▸ **Work instructions**
Collect each line containing "employer".

▸ **Task data**
·····
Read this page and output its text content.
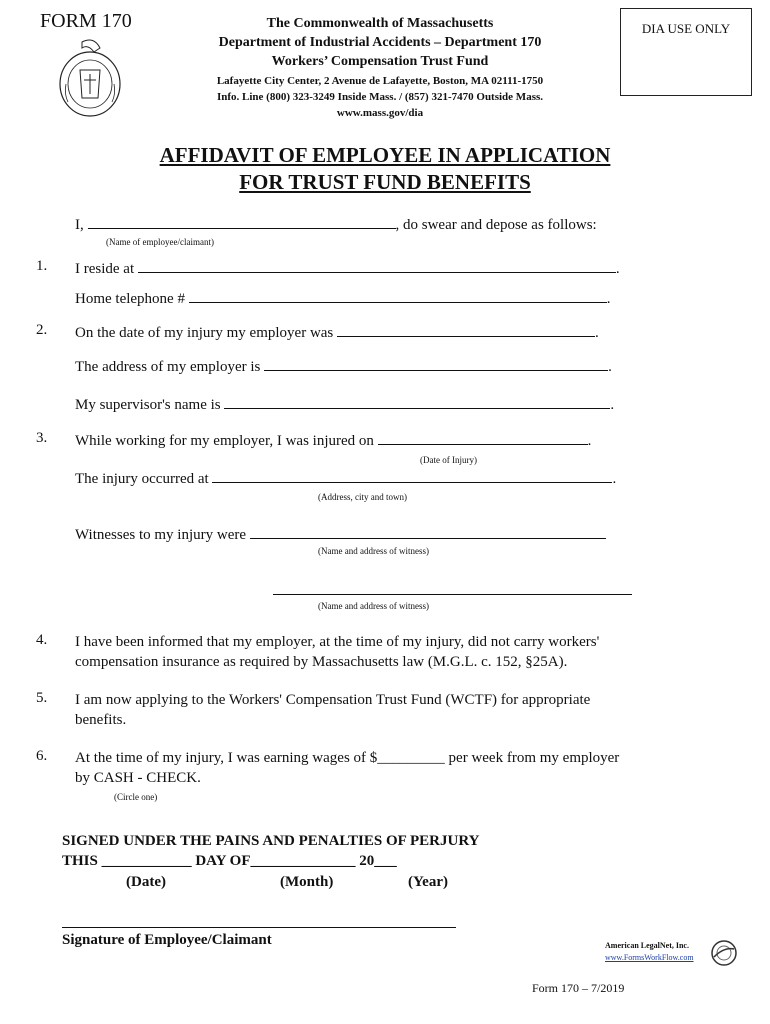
FORM 170	The Commonwealth of Massachusetts
Department of Industrial Accidents – Department 170
Workers’ Compensation Trust Fund
Lafayette City Center, 2 Avenue de Lafayette, Boston, MA 02111-1750
Info. Line (800) 323-3249 Inside Mass. / (857) 321-7470 Outside Mass.
www.mass.gov/dia
DIA USE ONLY
AFFIDAVIT OF EMPLOYEE IN APPLICATION
FOR TRUST FUND BENEFITS
I,	, do swear and depose as follows:
(Name of employee/claimant)
1. I reside at	.
Home telephone #	.
2. On the date of my injury my employer was	.
The address of my employer is	.
My supervisor's name is	.
3. While working for my employer, I was injured on	.
(Date of Injury)
The injury occurred at	.
(Address, city and town)
Witnesses to my injury were
(Name and address of witness)
(Name and address of witness)
4. I have been informed that my employer, at the time of my injury, did not carry workers'
compensation insurance as required by Massachusetts law (M.G.L. c. 152, §25A).
5. I am now applying to the Workers' Compensation Trust Fund (WCTF) for appropriate
benefits.
6. At the time of my injury, I was earning wages of $_________ per week from my employer
by CASH - CHECK.
(Circle one)
SIGNED UNDER THE PAINS AND PENALTIES OF PERJURY
THIS ____________ DAY OF______________ 20___
(Date)	(Month)	(Year)
Signature of Employee/Claimant	American LegalNet, Inc.
www.FormsWorkFlow.com
Form 170 – 7/2019
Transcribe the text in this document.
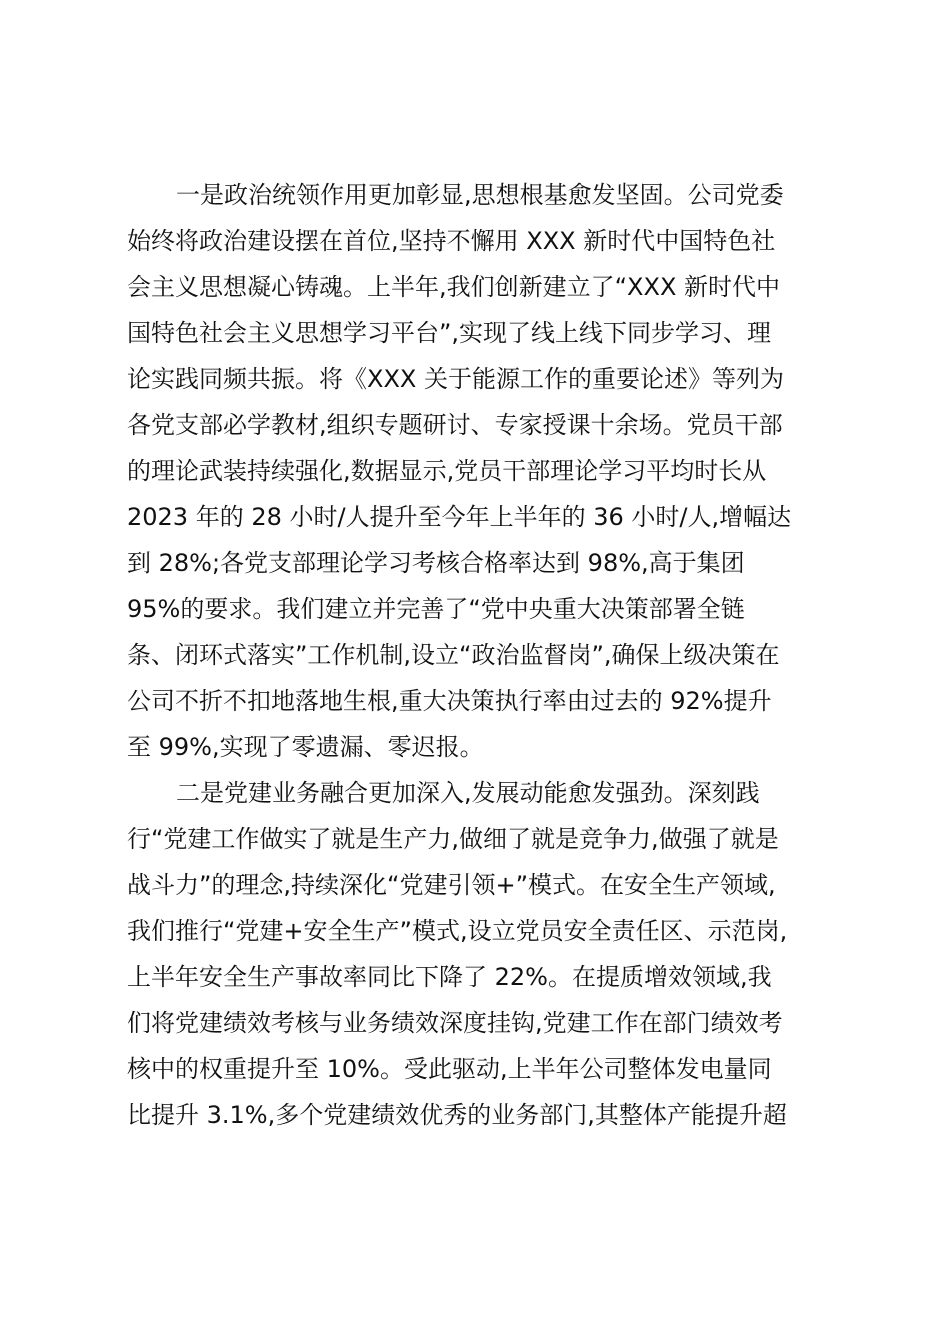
一是政治统领作用更加彰显,思想根基愈发坚固。公司党委
始终将政治建设摆在首位,坚持不懈用 XXX 新时代中国特色社
会主义思想凝心铸魂。上半年,我们创新建立了“XXX 新时代中
国特色社会主义思想学习平台”,实现了线上线下同步学习、理
论实践同频共振。将《XXX 关于能源工作的重要论述》等列为
各党支部必学教材,组织专题研讨、专家授课十余场。党员干部
的理论武装持续强化,数据显示,党员干部理论学习平均时长从
2023 年的 28 小时/人提升至今年上半年的 36 小时/人,增幅达
到 28%;各党支部理论学习考核合格率达到 98%,高于集团
95%的要求。我们建立并完善了“党中央重大决策部署全链
条、闭环式落实”工作机制,设立“政治监督岗”,确保上级决策在
公司不折不扣地落地生根,重大决策执行率由过去的 92%提升
至 99%,实现了零遗漏、零迟报。
二是党建业务融合更加深入,发展动能愈发强劲。深刻践
行“党建工作做实了就是生产力,做细了就是竞争力,做强了就是
战斗力”的理念,持续深化“党建引领+”模式。在安全生产领域,
我们推行“党建+安全生产”模式,设立党员安全责任区、示范岗,
上半年安全生产事故率同比下降了 22%。在提质增效领域,我
们将党建绩效考核与业务绩效深度挂钩,党建工作在部门绩效考
核中的权重提升至 10%。受此驱动,上半年公司整体发电量同
比提升 3.1%,多个党建绩效优秀的业务部门,其整体产能提升超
·····
▸ **Solution for this problem**
2. On the date of my injury my employer was	.
The address of my employer is	.
3. While working for my employer, I was injured on	.
4. I have been informed that my employer, at the time of my injury, did not carry workers'
6. At the time of my injury, I was earning wages of $_________ per week from my employer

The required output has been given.